Search the material for the string "tidak", then return every line where it is found.

====== Records shown

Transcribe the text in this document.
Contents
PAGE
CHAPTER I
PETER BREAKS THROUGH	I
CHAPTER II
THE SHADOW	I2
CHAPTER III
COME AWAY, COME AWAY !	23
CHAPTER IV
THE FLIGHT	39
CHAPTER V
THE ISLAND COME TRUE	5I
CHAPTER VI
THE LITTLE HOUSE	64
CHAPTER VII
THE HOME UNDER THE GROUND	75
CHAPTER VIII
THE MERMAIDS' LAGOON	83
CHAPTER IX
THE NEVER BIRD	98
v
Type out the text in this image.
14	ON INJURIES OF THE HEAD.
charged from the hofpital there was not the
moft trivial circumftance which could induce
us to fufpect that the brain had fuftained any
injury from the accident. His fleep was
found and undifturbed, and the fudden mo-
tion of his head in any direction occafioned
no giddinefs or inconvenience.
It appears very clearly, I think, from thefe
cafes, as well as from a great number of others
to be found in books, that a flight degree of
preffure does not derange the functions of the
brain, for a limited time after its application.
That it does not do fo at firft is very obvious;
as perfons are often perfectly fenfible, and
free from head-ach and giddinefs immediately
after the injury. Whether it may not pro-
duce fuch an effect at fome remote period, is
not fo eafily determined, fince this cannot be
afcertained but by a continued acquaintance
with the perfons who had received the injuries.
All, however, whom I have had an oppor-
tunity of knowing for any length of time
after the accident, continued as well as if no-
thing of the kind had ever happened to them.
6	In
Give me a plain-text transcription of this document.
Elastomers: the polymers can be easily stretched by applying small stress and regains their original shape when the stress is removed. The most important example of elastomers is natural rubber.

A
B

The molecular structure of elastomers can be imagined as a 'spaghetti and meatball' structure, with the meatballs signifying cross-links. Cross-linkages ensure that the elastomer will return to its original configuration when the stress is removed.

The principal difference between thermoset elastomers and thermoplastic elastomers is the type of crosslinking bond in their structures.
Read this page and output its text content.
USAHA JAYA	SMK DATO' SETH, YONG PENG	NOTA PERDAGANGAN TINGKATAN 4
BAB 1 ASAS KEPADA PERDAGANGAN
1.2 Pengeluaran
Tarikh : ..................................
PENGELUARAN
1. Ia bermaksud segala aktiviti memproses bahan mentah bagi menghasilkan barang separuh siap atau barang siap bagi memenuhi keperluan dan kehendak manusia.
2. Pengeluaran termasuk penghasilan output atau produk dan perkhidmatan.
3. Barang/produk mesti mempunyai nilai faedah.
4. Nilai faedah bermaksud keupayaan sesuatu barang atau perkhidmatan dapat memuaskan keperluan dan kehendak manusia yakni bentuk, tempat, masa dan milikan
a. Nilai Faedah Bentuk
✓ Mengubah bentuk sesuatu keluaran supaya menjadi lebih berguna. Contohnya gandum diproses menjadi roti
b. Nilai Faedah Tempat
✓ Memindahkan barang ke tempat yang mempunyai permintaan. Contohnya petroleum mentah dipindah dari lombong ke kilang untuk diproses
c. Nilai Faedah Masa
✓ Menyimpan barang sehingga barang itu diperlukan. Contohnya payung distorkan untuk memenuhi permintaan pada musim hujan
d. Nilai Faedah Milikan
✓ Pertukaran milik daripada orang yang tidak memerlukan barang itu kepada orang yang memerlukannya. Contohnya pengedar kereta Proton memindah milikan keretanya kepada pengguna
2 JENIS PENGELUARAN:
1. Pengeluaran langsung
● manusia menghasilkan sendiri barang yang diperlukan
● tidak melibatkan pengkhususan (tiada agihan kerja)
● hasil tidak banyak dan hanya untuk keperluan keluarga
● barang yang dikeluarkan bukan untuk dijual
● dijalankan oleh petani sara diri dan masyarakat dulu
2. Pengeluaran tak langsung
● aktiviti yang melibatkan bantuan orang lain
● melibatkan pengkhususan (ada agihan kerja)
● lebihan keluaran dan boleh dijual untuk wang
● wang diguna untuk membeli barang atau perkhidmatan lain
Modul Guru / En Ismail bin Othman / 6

============

The answer:
✓ Pertukaran milik daripada orang yang tidak memerlukan barang itu kepada orang yang memerlukannya. Contohnya pengedar kereta Proton memindah milikan keretanya kepada pengguna
● tidak melibatkan pengkhususan (tiada agihan kerja)
● hasil tidak banyak dan hanya untuk keperluan keluarga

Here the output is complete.